> Records supplied
====================

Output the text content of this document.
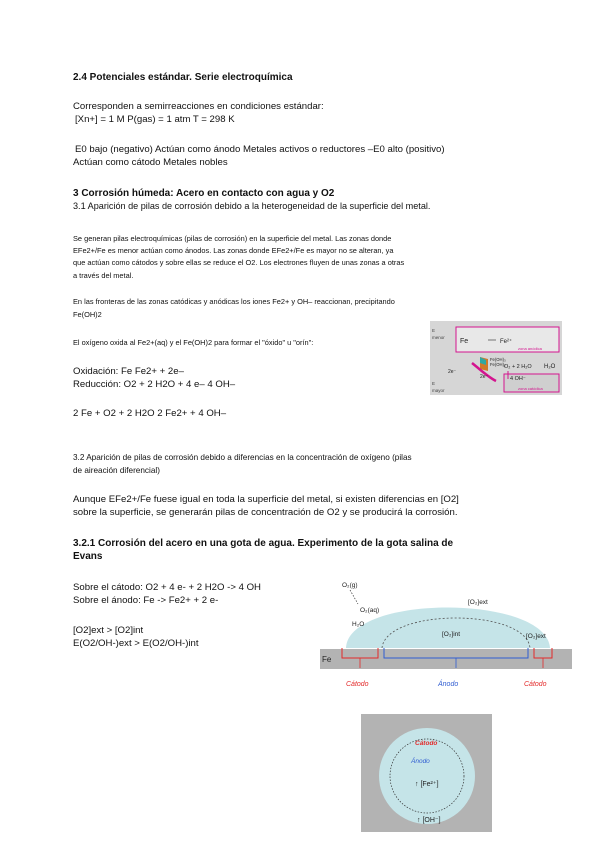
2.4 Potenciales estándar. Serie electroquímica

Corresponden a semirreacciones en condiciones estándar:

[Xn+] = 1 M P(gas) = 1 atm T = 298 K

E0 bajo (negativo) Actúan como ánodo Metales activos o reductores –E0 alto (positivo)

Actúan como cátodo Metales nobles

3 Corrosión húmeda: Acero en contacto con agua y O2

3.1 Aparición de pilas de corrosión debido a la heterogeneidad de la superficie del metal.

Se generan pilas electroquímicas (pilas de corrosión) en la superficie del metal. Las zonas donde

EFe2+/Fe es menor actúan como ánodos. Las zonas donde EFe2+/Fe es mayor no se alteran, ya

que actúan como cátodos y sobre ellas se reduce el O2. Los electrones fluyen de unas zonas a otras

a través del metal.

En las fronteras de las zonas catódicas y anódicas los iones Fe2+ y OH– reaccionan, precipitando

Fe(OH)2

El oxígeno oxida al Fe2+(aq) y el Fe(OH)2 para formar el "óxido" u "orín":

Oxidación: Fe Fe2+ + 2e–

Reducción: O2 + 2 H2O + 4 e– 4 OH–

2 Fe + O2 + 2 H2O 2 Fe2+ + 4 OH–

3.2 Aparición de pilas de corrosión debido a diferencias en la concentración de oxígeno (pilas

de aireación diferencial)

Aunque EFe2+/Fe fuese igual en toda la superficie del metal, si existen diferencias en [O2]

sobre la superficie, se generarán pilas de concentración de O2 y se producirá la corrosión.

3.2.1 Corrosión del acero en una gota de agua. Experimento de la gota salina de

Evans

Sobre el cátodo: O2 + 4 e- + 2 H2O -> 4 OH

Sobre el ánodo: Fe -> Fe2+ + 2 e-

[O2]ext > [O2]int

E(O2/OH-)ext > E(O2/OH-)int

E
menor
Fe	Fe²⁺
zona anódica
Fe(OH)₃
Fe(OH)₂
2e⁻
2e⁻
O₂ + 2 H₂O
4 OH⁻
H₂O
E
mayor	zona catódica
Fe
O₂(g)
O₂(aq)
[O₂]ext
H₂O
[O₂]int	[O₂]ext
Cátodo	Ánodo	Cátodo
Cátodo
Ánodo
↑ [Fe²⁺]
↑ [OH⁻]
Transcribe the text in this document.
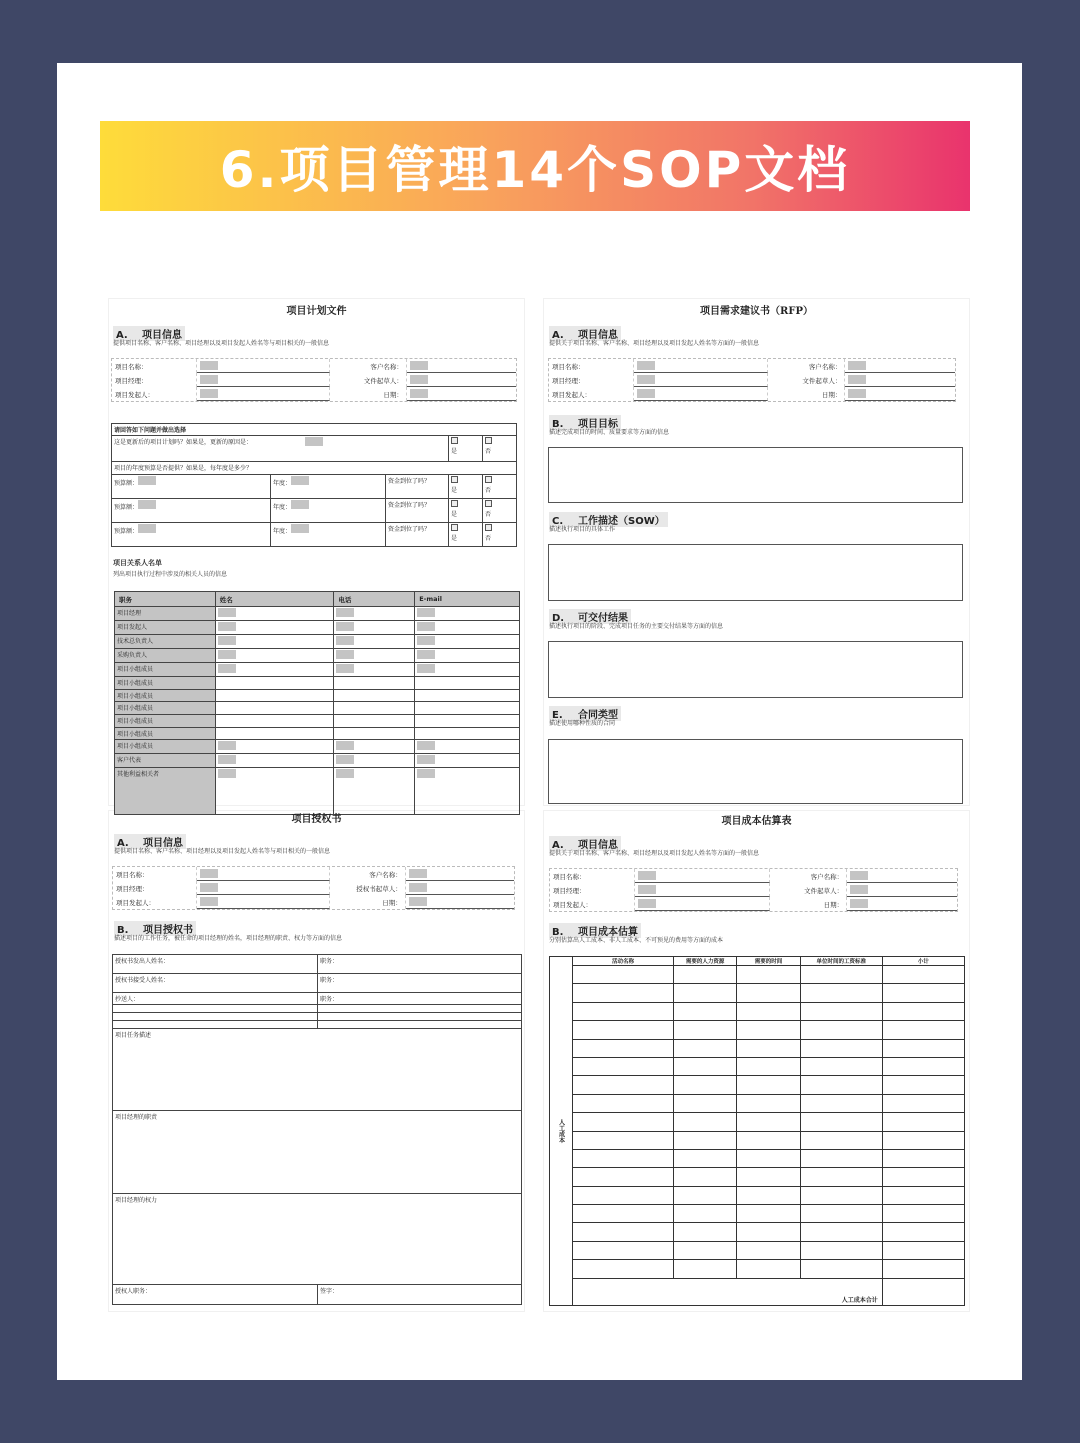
6.项目管理14个SOP文档
项目计划文件
A. 项目信息
提供项目名称、客户名称、项目经理以及项目发起人姓名等与项目相关的一般信息
项目名称：	客户名称：
项目经理：	文件起草人：
项目发起人：	日期：
请回答如下问题并做出选择				
这是更新后的项目计划吗？如果是，更新的原因是：			是	否
项目的年度预算是否提供？如果是，每年度是多少？				
预算额：	年度：	资金到位了吗？	是	否
预算额：	年度：	资金到位了吗？	是	否
预算额：	年度：	资金到位了吗？	是	否
项目关系人名单
列出项目执行过程中涉及的相关人员的信息
职务	姓名	电话	E-mail
项目经理			
项目发起人			
技术总负责人			
采购负责人			
项目小组成员			
项目小组成员			
项目小组成员			
项目小组成员			
项目小组成员			
项目小组成员			
项目小组成员			
客户代表			
其他利益相关者			
项目需求建议书（RFP）
A. 项目信息
提供关于项目名称、客户名称、项目经理以及项目发起人姓名等方面的一般信息
项目名称：	客户名称：
项目经理：	文件起草人：
项目发起人：	日期：
B. 项目目标
描述完成项目的时间、质量要求等方面的信息
C. 工作描述（SOW）
描述执行项目的具体工作
D. 可交付结果
描述执行项目的阶段、完成项目任务的主要交付结果等方面的信息
E. 合同类型
描述使用哪种性质的合同
项目授权书
A. 项目信息
提供项目名称、客户名称、项目经理以及项目发起人姓名等与项目相关的一般信息
项目名称：	客户名称：
项目经理：	授权书起草人：
项目发起人：	日期：
B. 项目授权书
描述项目的工作任务，被任命的项目经理的姓名，项目经理的职责、权力等方面的信息
授权书发出人姓名：	职务：
授权书接受人姓名：	职务：
抄送人：	职务：

项目任务描述	
项目经理的职责	
项目经理的权力	
授权人职务：	签字：
项目成本估算表
A. 项目信息
提供关于项目名称、客户名称、项目经理以及项目发起人姓名等方面的一般信息
项目名称：	客户名称：
项目经理：	文件起草人：
项目发起人：	日期：
B. 项目成本估算
分别估算出人工成本、非人工成本、不可预见的费用等方面的成本
人工成本	活动名称	需要的人力资源	需要的时间	单位时间的工资标准	小计

	人工成本合计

====================

> What is required
Copy all lines from the material that hold "oxígeno".

> Answer in full
El oxígeno oxida al Fe2+(aq) y el Fe(OH)2 para formar el "óxido" u "orín":
3.2 Aparición de pilas de corrosión debido a diferencias en la concentración de oxígeno (pilas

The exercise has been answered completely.